• Request
Extract each line bearing the word "number".
>> Start Records to process
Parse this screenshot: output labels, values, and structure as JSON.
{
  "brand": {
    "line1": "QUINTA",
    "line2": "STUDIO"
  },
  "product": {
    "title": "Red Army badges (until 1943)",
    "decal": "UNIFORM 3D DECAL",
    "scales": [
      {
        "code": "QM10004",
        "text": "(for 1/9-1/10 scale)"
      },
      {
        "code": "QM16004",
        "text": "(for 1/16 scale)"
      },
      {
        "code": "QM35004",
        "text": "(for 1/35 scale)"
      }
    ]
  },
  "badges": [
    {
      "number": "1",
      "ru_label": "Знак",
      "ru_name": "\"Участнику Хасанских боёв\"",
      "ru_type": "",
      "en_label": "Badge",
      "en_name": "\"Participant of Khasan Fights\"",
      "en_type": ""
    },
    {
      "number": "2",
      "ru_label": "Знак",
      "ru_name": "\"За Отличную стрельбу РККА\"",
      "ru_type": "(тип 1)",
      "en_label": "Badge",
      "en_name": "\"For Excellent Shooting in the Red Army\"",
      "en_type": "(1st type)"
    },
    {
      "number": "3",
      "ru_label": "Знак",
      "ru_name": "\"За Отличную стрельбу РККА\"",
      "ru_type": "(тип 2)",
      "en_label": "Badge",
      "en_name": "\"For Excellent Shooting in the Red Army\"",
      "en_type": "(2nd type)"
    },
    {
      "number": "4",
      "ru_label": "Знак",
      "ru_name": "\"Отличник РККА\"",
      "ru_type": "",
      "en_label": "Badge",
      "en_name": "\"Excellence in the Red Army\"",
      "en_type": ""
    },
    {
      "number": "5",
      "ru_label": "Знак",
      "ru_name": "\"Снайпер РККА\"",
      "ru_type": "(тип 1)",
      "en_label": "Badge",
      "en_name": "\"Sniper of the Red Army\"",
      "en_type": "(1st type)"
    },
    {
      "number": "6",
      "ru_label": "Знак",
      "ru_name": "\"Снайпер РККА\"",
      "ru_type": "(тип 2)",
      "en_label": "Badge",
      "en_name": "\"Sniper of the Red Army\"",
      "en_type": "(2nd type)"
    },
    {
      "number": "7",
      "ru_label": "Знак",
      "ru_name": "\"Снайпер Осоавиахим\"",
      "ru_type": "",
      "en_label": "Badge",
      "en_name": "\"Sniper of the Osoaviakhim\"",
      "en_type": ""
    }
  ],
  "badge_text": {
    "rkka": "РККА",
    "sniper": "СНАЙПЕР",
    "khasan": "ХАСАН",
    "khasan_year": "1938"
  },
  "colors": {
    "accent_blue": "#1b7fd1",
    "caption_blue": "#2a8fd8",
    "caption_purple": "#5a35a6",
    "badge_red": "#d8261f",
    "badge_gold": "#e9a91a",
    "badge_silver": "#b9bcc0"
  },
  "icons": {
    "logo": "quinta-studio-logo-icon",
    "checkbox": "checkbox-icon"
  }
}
>> End Records to process
• Final answer
      "number": "1",
      "number": "2",
      "number": "3",
      "number": "4",
      "number": "5",
      "number": "6",
      "number": "7",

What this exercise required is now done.